+++ Working data

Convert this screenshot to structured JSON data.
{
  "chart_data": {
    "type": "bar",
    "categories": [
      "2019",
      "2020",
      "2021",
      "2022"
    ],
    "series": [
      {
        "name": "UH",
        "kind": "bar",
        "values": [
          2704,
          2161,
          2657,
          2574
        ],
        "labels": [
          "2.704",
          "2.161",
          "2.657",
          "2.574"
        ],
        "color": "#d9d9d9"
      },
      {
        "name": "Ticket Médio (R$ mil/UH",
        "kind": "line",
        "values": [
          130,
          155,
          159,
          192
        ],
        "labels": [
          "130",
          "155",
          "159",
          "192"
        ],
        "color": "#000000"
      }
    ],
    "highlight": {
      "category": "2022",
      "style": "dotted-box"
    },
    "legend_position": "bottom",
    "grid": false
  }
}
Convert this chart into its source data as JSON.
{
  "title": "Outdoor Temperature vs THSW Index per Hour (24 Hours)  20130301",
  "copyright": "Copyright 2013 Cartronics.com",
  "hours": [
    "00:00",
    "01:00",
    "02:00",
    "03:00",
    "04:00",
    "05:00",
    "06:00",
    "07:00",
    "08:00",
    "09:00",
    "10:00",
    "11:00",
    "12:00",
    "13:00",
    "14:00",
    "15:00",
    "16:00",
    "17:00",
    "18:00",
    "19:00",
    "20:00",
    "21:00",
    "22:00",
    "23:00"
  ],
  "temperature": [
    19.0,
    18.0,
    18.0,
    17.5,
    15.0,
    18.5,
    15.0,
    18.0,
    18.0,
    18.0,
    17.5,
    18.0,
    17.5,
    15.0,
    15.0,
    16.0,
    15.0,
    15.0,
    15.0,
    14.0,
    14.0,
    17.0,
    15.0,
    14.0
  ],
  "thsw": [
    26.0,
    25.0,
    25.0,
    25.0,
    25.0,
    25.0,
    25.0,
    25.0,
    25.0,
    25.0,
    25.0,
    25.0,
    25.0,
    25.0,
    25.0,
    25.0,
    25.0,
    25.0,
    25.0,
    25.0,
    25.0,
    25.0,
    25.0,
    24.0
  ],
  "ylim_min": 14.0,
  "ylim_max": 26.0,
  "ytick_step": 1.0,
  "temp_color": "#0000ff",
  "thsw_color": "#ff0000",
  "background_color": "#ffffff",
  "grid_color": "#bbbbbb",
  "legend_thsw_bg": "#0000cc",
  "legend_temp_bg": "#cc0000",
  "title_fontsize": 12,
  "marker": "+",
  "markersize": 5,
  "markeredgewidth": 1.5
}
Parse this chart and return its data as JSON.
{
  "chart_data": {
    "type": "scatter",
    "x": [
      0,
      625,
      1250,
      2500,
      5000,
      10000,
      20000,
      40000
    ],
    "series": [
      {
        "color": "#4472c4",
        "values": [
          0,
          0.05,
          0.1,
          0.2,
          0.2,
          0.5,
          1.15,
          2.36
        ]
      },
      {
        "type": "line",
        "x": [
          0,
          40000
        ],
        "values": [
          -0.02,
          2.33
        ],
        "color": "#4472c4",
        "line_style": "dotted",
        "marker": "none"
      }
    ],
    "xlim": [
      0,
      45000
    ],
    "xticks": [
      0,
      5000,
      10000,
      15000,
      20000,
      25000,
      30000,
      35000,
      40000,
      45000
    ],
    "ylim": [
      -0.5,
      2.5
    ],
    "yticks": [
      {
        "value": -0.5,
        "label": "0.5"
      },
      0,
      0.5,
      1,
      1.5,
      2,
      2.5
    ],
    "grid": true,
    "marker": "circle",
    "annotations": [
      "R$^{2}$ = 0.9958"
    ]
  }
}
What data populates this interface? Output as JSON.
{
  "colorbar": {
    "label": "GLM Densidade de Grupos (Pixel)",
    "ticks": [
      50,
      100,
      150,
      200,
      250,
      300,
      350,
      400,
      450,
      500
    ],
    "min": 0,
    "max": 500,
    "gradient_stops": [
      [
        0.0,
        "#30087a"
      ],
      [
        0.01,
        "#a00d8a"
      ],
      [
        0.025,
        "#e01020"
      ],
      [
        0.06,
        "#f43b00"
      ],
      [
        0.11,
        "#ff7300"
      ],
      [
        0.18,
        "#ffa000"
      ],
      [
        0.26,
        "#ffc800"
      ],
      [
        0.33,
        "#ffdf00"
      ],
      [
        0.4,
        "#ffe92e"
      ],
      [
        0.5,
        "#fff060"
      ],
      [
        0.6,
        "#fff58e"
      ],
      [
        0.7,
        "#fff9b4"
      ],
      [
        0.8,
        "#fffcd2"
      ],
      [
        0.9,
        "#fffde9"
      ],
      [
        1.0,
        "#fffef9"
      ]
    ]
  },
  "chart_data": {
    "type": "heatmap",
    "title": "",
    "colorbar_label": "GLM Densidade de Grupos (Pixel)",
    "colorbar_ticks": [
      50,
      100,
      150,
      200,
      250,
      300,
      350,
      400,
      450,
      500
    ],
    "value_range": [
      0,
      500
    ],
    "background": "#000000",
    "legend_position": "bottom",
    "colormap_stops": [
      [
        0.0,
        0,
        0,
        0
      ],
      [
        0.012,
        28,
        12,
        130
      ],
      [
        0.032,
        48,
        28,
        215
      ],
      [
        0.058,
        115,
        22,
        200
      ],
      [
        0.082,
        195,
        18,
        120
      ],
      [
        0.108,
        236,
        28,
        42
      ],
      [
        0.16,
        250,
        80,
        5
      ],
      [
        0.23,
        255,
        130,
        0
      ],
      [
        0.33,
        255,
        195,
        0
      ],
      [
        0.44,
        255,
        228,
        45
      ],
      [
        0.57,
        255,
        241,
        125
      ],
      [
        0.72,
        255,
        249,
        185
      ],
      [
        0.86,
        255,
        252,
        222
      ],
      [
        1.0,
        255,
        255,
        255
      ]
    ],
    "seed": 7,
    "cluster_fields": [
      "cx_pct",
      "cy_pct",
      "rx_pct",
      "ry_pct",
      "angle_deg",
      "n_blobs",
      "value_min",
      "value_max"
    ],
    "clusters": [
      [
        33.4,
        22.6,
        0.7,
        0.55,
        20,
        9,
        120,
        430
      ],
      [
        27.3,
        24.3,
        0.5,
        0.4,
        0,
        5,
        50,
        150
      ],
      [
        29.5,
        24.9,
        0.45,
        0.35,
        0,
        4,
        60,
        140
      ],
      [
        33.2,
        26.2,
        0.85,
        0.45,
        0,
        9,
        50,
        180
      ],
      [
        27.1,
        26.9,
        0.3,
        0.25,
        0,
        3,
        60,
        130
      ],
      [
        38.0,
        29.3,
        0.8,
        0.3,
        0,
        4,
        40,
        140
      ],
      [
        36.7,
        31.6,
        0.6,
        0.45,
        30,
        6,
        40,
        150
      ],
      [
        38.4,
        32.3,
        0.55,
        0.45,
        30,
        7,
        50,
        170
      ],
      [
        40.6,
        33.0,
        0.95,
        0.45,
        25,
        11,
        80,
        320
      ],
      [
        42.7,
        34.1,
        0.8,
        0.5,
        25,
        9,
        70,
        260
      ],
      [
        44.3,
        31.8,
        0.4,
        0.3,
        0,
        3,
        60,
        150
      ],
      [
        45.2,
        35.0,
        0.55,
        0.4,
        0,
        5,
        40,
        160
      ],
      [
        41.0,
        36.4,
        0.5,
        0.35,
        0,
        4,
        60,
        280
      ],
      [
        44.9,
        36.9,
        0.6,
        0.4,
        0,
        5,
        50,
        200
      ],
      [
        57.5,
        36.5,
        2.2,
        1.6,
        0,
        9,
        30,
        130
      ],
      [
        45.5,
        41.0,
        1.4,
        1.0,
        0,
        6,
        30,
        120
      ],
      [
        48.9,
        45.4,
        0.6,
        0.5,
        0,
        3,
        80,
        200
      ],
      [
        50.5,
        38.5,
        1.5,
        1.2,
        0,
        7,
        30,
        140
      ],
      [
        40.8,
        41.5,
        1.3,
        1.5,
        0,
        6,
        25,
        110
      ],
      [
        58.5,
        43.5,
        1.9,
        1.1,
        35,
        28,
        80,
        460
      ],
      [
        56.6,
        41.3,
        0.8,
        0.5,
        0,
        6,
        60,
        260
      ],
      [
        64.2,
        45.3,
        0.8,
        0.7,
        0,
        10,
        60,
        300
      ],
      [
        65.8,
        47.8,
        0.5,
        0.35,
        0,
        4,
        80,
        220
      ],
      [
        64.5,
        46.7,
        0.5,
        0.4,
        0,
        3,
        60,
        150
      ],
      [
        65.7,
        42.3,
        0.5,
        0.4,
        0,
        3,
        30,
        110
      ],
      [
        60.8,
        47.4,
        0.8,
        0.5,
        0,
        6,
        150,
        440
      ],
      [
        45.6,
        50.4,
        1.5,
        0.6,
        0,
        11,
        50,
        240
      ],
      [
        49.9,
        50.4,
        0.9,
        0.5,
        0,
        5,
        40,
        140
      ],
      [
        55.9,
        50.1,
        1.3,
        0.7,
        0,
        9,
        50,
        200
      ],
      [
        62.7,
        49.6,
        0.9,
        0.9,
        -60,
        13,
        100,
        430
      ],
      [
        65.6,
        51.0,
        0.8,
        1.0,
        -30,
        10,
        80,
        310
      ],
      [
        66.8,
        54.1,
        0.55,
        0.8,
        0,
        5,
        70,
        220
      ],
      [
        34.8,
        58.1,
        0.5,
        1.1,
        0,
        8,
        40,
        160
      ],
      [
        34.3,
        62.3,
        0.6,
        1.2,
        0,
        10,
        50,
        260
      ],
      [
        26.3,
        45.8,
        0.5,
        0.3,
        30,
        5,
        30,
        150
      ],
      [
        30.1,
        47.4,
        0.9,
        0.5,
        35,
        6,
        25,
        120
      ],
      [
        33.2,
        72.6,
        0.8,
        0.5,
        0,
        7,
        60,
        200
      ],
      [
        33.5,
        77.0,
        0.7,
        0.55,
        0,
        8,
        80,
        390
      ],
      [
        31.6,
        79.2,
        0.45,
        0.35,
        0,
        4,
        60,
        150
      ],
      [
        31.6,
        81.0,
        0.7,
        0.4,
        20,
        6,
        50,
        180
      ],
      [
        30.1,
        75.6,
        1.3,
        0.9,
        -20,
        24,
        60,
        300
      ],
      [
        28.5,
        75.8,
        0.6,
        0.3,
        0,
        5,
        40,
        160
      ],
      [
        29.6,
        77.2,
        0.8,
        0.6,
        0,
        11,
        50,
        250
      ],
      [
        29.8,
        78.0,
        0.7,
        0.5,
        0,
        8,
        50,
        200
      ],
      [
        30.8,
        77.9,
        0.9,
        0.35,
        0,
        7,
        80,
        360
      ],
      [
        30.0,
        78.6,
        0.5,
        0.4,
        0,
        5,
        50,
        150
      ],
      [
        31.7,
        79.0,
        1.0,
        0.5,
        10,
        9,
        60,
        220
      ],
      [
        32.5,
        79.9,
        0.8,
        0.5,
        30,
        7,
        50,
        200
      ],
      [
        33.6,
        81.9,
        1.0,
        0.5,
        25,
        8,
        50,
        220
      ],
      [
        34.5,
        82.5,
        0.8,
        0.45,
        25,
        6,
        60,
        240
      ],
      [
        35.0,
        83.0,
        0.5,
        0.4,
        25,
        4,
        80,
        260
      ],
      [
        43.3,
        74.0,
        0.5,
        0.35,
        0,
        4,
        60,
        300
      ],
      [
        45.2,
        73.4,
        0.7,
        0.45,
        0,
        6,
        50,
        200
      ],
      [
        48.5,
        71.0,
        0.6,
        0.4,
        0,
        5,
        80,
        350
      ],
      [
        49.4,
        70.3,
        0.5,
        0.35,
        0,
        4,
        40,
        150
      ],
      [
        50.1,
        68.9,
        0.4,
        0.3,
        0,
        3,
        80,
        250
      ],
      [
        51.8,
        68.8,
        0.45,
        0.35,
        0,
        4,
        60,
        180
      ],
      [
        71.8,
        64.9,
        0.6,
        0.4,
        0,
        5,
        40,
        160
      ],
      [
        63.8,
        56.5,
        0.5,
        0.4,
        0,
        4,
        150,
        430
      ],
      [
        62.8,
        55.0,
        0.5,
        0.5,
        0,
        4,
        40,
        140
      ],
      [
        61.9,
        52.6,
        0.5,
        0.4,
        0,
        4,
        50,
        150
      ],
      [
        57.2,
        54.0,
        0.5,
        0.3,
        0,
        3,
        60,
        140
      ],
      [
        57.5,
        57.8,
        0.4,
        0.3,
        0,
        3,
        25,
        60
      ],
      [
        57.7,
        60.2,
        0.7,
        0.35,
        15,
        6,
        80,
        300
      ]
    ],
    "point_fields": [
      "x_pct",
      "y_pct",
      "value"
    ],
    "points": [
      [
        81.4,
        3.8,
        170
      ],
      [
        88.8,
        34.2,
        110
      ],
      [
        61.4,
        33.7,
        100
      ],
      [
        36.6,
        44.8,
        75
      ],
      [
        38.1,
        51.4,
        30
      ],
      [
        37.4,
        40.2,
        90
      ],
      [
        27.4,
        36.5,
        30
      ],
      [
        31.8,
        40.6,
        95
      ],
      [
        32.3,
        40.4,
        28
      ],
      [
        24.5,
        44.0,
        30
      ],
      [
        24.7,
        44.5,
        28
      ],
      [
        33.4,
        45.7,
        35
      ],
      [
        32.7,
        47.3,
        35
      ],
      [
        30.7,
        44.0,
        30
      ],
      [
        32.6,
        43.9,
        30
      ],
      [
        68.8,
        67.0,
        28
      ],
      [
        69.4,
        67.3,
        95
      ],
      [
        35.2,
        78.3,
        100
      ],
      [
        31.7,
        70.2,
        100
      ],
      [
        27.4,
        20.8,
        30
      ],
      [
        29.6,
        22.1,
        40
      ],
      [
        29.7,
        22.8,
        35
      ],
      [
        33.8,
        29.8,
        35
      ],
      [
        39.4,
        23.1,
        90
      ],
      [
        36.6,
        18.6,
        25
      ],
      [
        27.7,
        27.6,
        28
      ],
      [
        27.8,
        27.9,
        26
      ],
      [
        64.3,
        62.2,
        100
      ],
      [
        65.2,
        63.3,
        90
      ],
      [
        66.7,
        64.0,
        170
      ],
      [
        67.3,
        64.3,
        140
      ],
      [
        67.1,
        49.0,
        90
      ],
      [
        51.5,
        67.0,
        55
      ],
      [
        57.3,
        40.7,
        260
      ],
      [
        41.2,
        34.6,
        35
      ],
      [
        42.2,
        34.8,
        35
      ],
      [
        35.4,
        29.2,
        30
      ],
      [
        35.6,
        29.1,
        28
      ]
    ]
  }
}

++++++

Aim: Identify lines with the string "Pixel". Copy each one.

Response below:
    "label": "GLM Densidade de Grupos (Pixel)",
    "colorbar_label": "GLM Densidade de Grupos (Pixel)",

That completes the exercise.